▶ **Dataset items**
[Start]

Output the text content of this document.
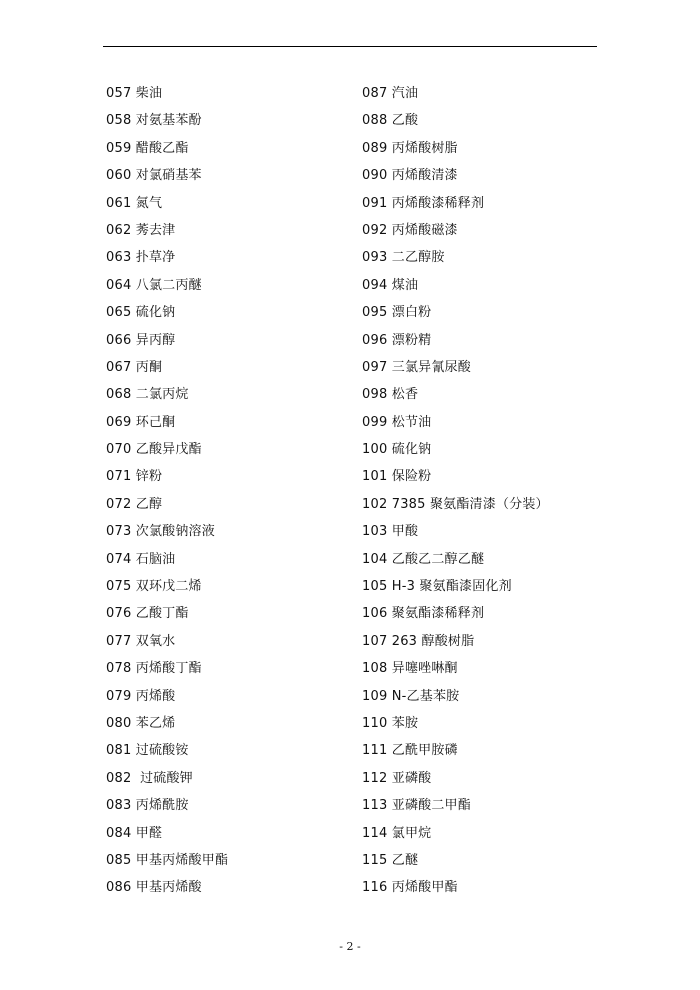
057 柴油
058 对氨基苯酚
059 醋酸乙酯
060 对氯硝基苯
061 氮气
062 莠去津
063 扑草净
064 八氯二丙醚
065 硫化钠
066 异丙醇
067 丙酮
068 二氯丙烷
069 环己酮
070 乙酸异戊酯
071 锌粉
072 乙醇
073 次氯酸钠溶液
074 石脑油
075 双环戊二烯
076 乙酸丁酯
077 双氧水
078 丙烯酸丁酯
079 丙烯酸
080 苯乙烯
081 过硫酸铵
082  过硫酸钾
083 丙烯酰胺
084 甲醛
085 甲基丙烯酸甲酯
086 甲基丙烯酸
087 汽油
088 乙酸
089 丙烯酸树脂
090 丙烯酸清漆
091 丙烯酸漆稀释剂
092 丙烯酸磁漆
093 二乙醇胺
094 煤油
095 漂白粉
096 漂粉精
097 三氯异氰尿酸
098 松香
099 松节油
100 硫化钠
101 保险粉
102 7385 聚氨酯清漆（分装）
103 甲酸
104 乙酸乙二醇乙醚
105 H-3 聚氨酯漆固化剂
106 聚氨酯漆稀释剂
107 263 醇酸树脂
108 异噻唑啉酮
109 N-乙基苯胺
110 苯胺
111 乙酰甲胺磷
112 亚磷酸
113 亚磷酸二甲酯
114 氯甲烷
115 乙醚
116 丙烯酸甲酯
- 2 -
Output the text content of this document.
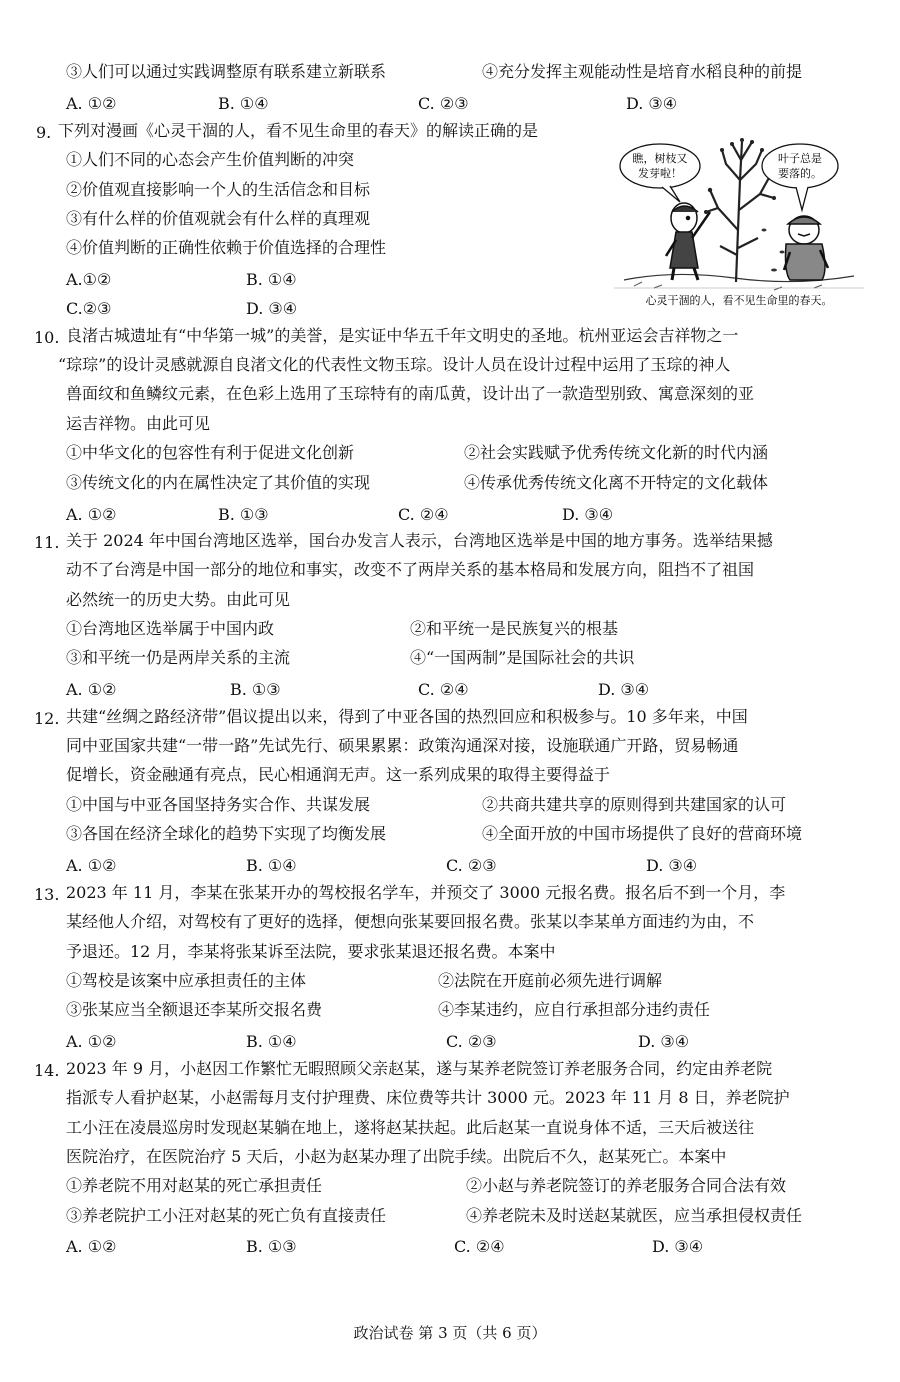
③人们可以通过实践调整原有联系建立新联系	④充分发挥主观能动性是培育水稻良种的前提
A. ①②	B. ①④	C. ②③	D. ③④
9. 下列对漫画《心灵干涸的人，看不见生命里的春天》的解读正确的是
①人们不同的心态会产生价值判断的冲突
②价值观直接影响一个人的生活信念和目标
③有什么样的价值观就会有什么样的真理观
④价值判断的正确性依赖于价值选择的合理性
A.①②	B. ①④
C.②③	D. ③④
瞧，树枝又
发芽啦！
叶子总是
要落的。
心灵干涸的人，看不见生命里的春天。
10. 良渚古城遗址有“中华第一城”的美誉，是实证中华五千年文明史的圣地。杭州亚运会吉祥物之一
“琮琮”的设计灵感就源自良渚文化的代表性文物玉琮。设计人员在设计过程中运用了玉琮的神人
兽面纹和鱼鳞纹元素，在色彩上选用了玉琮特有的南瓜黄，设计出了一款造型别致、寓意深刻的亚
运吉祥物。由此可见
①中华文化的包容性有利于促进文化创新	②社会实践赋予优秀传统文化新的时代内涵
③传统文化的内在属性决定了其价值的实现	④传承优秀传统文化离不开特定的文化载体
A. ①②	B. ①③	C. ②④	D. ③④
11. 关于 2024 年中国台湾地区选举，国台办发言人表示，台湾地区选举是中国的地方事务。选举结果撼
动不了台湾是中国一部分的地位和事实，改变不了两岸关系的基本格局和发展方向，阻挡不了祖国
必然统一的历史大势。由此可见
①台湾地区选举属于中国内政	②和平统一是民族复兴的根基
③和平统一仍是两岸关系的主流	④“一国两制”是国际社会的共识
A. ①②	B. ①③	C. ②④	D. ③④
12. 共建“丝绸之路经济带”倡议提出以来，得到了中亚各国的热烈回应和积极参与。10 多年来，中国
同中亚国家共建“一带一路”先试先行、硕果累累：政策沟通深对接，设施联通广开路，贸易畅通
促增长，资金融通有亮点，民心相通润无声。这一系列成果的取得主要得益于
①中国与中亚各国坚持务实合作、共谋发展	②共商共建共享的原则得到共建国家的认可
③各国在经济全球化的趋势下实现了均衡发展	④全面开放的中国市场提供了良好的营商环境
A. ①②	B. ①④	C. ②③	D. ③④
13. 2023 年 11 月，李某在张某开办的驾校报名学车，并预交了 3000 元报名费。报名后不到一个月，李
某经他人介绍，对驾校有了更好的选择，便想向张某要回报名费。张某以李某单方面违约为由，不
予退还。12 月，李某将张某诉至法院，要求张某退还报名费。本案中
①驾校是该案中应承担责任的主体	②法院在开庭前必须先进行调解
③张某应当全额退还李某所交报名费	④李某违约，应自行承担部分违约责任
A. ①②	B. ①④	C. ②③	D. ③④
14. 2023 年 9 月，小赵因工作繁忙无暇照顾父亲赵某，遂与某养老院签订养老服务合同，约定由养老院
指派专人看护赵某，小赵需每月支付护理费、床位费等共计 3000 元。2023 年 11 月 8 日，养老院护
工小汪在凌晨巡房时发现赵某躺在地上，遂将赵某扶起。此后赵某一直说身体不适，三天后被送往
医院治疗，在医院治疗 5 天后，小赵为赵某办理了出院手续。出院后不久，赵某死亡。本案中
①养老院不用对赵某的死亡承担责任	②小赵与养老院签订的养老服务合同合法有效
③养老院护工小汪对赵某的死亡负有直接责任	④养老院未及时送赵某就医，应当承担侵权责任
A. ①②	B. ①③	C. ②④	D. ③④
政治试卷 第 3 页（共 6 页）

[End]

▶ **DIRECTIONS**
Reproduce every entry word for word, but skip any pictures.

▶ **FULL ANSWER**
Output the text content of this document.
057 柴油
058 对氨基苯酚
059 醋酸乙酯
060 对氯硝基苯
061 氮气
062 莠去津
063 扑草净
064 八氯二丙醚
065 硫化钠
066 异丙醇
067 丙酮
068 二氯丙烷
069 环己酮
070 乙酸异戊酯
071 锌粉
072 乙醇
073 次氯酸钠溶液
074 石脑油
075 双环戊二烯
076 乙酸丁酯
077 双氧水
078 丙烯酸丁酯
079 丙烯酸
080 苯乙烯
081 过硫酸铵
082  过硫酸钾
083 丙烯酰胺
084 甲醛
085 甲基丙烯酸甲酯
086 甲基丙烯酸
087 汽油
088 乙酸
089 丙烯酸树脂
090 丙烯酸清漆
091 丙烯酸漆稀释剂
092 丙烯酸磁漆
093 二乙醇胺
094 煤油
095 漂白粉
096 漂粉精
097 三氯异氰尿酸
098 松香
099 松节油
100 硫化钠
101 保险粉
102 7385 聚氨酯清漆（分装）
103 甲酸
104 乙酸乙二醇乙醚
105 H-3 聚氨酯漆固化剂
106 聚氨酯漆稀释剂
107 263 醇酸树脂
108 异噻唑啉酮
109 N-乙基苯胺
110 苯胺
111 乙酰甲胺磷
112 亚磷酸
113 亚磷酸二甲酯
114 氯甲烷
115 乙醚
116 丙烯酸甲酯
- 2 -
Output the text content of this document.
③人们可以通过实践调整原有联系建立新联系	④充分发挥主观能动性是培育水稻良种的前提
A. ①②	B. ①④	C. ②③	D. ③④
9. 下列对漫画《心灵干涸的人，看不见生命里的春天》的解读正确的是
①人们不同的心态会产生价值判断的冲突
②价值观直接影响一个人的生活信念和目标
③有什么样的价值观就会有什么样的真理观
④价值判断的正确性依赖于价值选择的合理性
A.①②	B. ①④
C.②③	D. ③④
瞧，树枝又
发芽啦！
叶子总是
要落的。
心灵干涸的人，看不见生命里的春天。
10. 良渚古城遗址有“中华第一城”的美誉，是实证中华五千年文明史的圣地。杭州亚运会吉祥物之一
“琮琮”的设计灵感就源自良渚文化的代表性文物玉琮。设计人员在设计过程中运用了玉琮的神人
兽面纹和鱼鳞纹元素，在色彩上选用了玉琮特有的南瓜黄，设计出了一款造型别致、寓意深刻的亚
运吉祥物。由此可见
①中华文化的包容性有利于促进文化创新	②社会实践赋予优秀传统文化新的时代内涵
③传统文化的内在属性决定了其价值的实现	④传承优秀传统文化离不开特定的文化载体
A. ①②	B. ①③	C. ②④	D. ③④
11. 关于 2024 年中国台湾地区选举，国台办发言人表示，台湾地区选举是中国的地方事务。选举结果撼
动不了台湾是中国一部分的地位和事实，改变不了两岸关系的基本格局和发展方向，阻挡不了祖国
必然统一的历史大势。由此可见
①台湾地区选举属于中国内政	②和平统一是民族复兴的根基
③和平统一仍是两岸关系的主流	④“一国两制”是国际社会的共识
A. ①②	B. ①③	C. ②④	D. ③④
12. 共建“丝绸之路经济带”倡议提出以来，得到了中亚各国的热烈回应和积极参与。10 多年来，中国
同中亚国家共建“一带一路”先试先行、硕果累累：政策沟通深对接，设施联通广开路，贸易畅通
促增长，资金融通有亮点，民心相通润无声。这一系列成果的取得主要得益于
①中国与中亚各国坚持务实合作、共谋发展	②共商共建共享的原则得到共建国家的认可
③各国在经济全球化的趋势下实现了均衡发展	④全面开放的中国市场提供了良好的营商环境
A. ①②	B. ①④	C. ②③	D. ③④
13. 2023 年 11 月，李某在张某开办的驾校报名学车，并预交了 3000 元报名费。报名后不到一个月，李
某经他人介绍，对驾校有了更好的选择，便想向张某要回报名费。张某以李某单方面违约为由，不
予退还。12 月，李某将张某诉至法院，要求张某退还报名费。本案中
①驾校是该案中应承担责任的主体	②法院在开庭前必须先进行调解
③张某应当全额退还李某所交报名费	④李某违约，应自行承担部分违约责任
A. ①②	B. ①④	C. ②③	D. ③④
14. 2023 年 9 月，小赵因工作繁忙无暇照顾父亲赵某，遂与某养老院签订养老服务合同，约定由养老院
指派专人看护赵某，小赵需每月支付护理费、床位费等共计 3000 元。2023 年 11 月 8 日，养老院护
工小汪在凌晨巡房时发现赵某躺在地上，遂将赵某扶起。此后赵某一直说身体不适，三天后被送往
医院治疗，在医院治疗 5 天后，小赵为赵某办理了出院手续。出院后不久，赵某死亡。本案中
①养老院不用对赵某的死亡承担责任	②小赵与养老院签订的养老服务合同合法有效
③养老院护工小汪对赵某的死亡负有直接责任	④养老院未及时送赵某就医，应当承担侵权责任
A. ①②	B. ①③	C. ②④	D. ③④
政治试卷 第 3 页（共 6 页）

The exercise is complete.